Liste des tâches:
1. Recopiez mot pour mot le passage de l'article sur la presse jeunesse, de « Pas de sujets » à « partie semble gagnée. ».
2. Reprenez la rédaction de l'article sur la presse jeunesse à la suite de sa dernière phrase.
======== Document ========
Pour cela, tous les sujets sensibles sont abordés : religion, terrorisme, guerre, sexe… À l’image du dossier de une d’Okapi daté du 1er mai 2015 et intitulé « Pourquoi tant de violences au nom de Dieu ? ». « Contribuer à l’éducation des enfants en partageant la connaissance, en les faisant entrer dans la complexité du monde, ça fait partie de nos missions, commente François Blaise. L’enfance, c’est la meilleure période pour leur apprendre à réfléchir et à devenir citoyen. »

Pas de sujets tabou donc, mais une éthique à respecter. Pas question de choquer les sensibilités par une photo trash ou un dessin humoristique de mauvais goût. Ce que rappelle Olivier Gabelin : « On peut tout dire mais on ne peut pas tout montrer. Lors du 11 septembre 2001, dans L’Actu, nous avons mentionné les gens qui se sont jetés des tours, mais nous n’avons publié aucun cliché. » La loi de 1949 sur les publications destinées à la jeunesse pose des conditions strictes à cet égard (absence de pornographie ou de violence), que ne connaît pas la presse adulte. Si l’on se réfère à l’opinion des enfants et des adolescents, la partie semble gagnée.

Selon l’étude Junior Connect’ 2012, menée en mars 2012 par Ipsos (avec les groupes de presse Bayard et Milan), près de 50 % d’entre eux pensent que le magazine jeunesse est le meilleur support pour comprendre le monde qui les entoure et pour les aider à prendre confiance. Mieux : ils sont 60 % à affirmer qu’elle aide à développer l’attention et la concentration, quand 44 % des 7-19 ans considèrent que c’est le meilleur média pour mémoriser les informations.

Des médias trop légers ?

Sauf que comme l’association Jet d’encre, qui valorise la presse d’initiative jeune, tout le monde n’est pas du même avis. En cause : un vocabulaire trop primaire, un manque d’approfondissement des sujets et d’engagement citoyen. « Peu de médias ont parlé du mariage pour tous et de Charlie Hebdo, critique la déléguée à la communication, Édith Boulet. Et quand ils l’ont fait, c’était simplement pour faire un historique du journal satirique ou définir la liberté d’expression. »

ÉDUCATION. La presse jeunesse représente un véritable enjeu pédagogique aux yeux des parents. Photo : MMarsolais/CC/Flickr

Même constat pour Marlène Loicq, présidente du centre d’études sur les jeunes et les médias, qui s’indigne de cette différence de traitement entre adultes et jeunes : « Les jeunes ne sont pas idiots et ont leur propre jugement critique. L’éducation aux médias est nécessaire mais pas pour transformer des êtres naïfs en êtres éclairés. Peut-être justement qu’en s’adressant à eux dans le respect de ce sens critique, nous ferons progresser la presse jeunesse ? »
======== Données ========
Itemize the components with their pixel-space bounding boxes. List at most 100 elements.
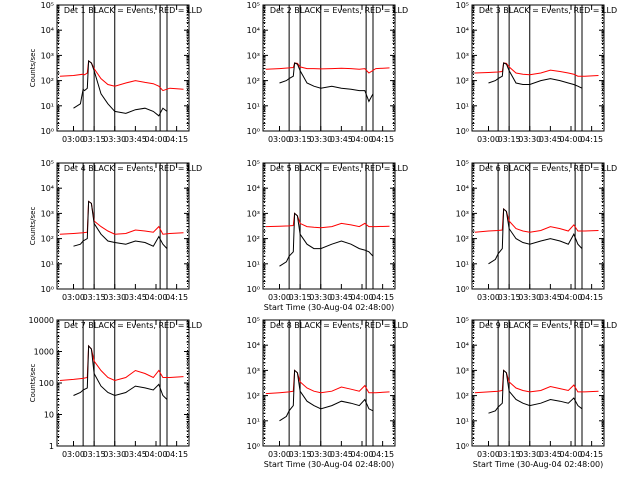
========
Réponses par tâche:
1.
Pas de sujets tabou donc, mais une éthique à respecter. Pas question de choquer les sensibilités par une photo trash ou un dessin humoristique de mauvais goût. Ce que rappelle Olivier Gabelin : « On peut tout dire mais on ne peut pas tout montrer. Lors du 11 septembre 2001, dans L’Actu, nous avons mentionné les gens qui se sont jetés des tours, mais nous n’avons publié aucun cliché. » La loi de 1949 sur les publications destinées à la jeunesse pose des conditions strictes à cet égard (absence de pornographie ou de violence), que ne connaît pas la presse adulte. Si l’on se réfère à l’opinion des enfants et des adolescents, la partie semble gagnée.

2.
Une réflexion qui a poussé So Press a transformé le nom de sa revue So Foot Junior en So Foot Club. Si les lecteurs étaient satisfaits du contenu, ils estimaient que le mot junior les renvoyait à leur statut de gamins, explique Franck Annese, le créateur du groupe de presse, sur le site Les Clés de la presse.

Il importe donc de connaître parfaitement les jeunes et de comprendre leurs centres d’intérêt, leurs préoccupations, leur culture, leurs sujets de discussion pour produire un bon magazine. « C’est le cœur de la réussite de la presse jeunesse », juge Corinne Vorms, éditrice déléguée chez Bayard et Milan et membre du groupe la Presse jeunesse (Syndicat des éditeurs de la presse magazine). Car il existe une caractéristique propre aux magazines jeunes : l’évolution constante du lectorat, qui demande une remise en question systématique du contenu. « Quand vous êtes abonnés à Télérama, vous lui êtes fidèle pour longtemps. Les enfants abonnés à Astrapi (7-11 ans, NDLR), eux, ne le sont que pour maximum quatre ans. Un tiers du lectorat d’un magazine jeune part chaque année. »

« L’enfance est la meilleure période pour apprendre à réfléchir et à devenir citoyen »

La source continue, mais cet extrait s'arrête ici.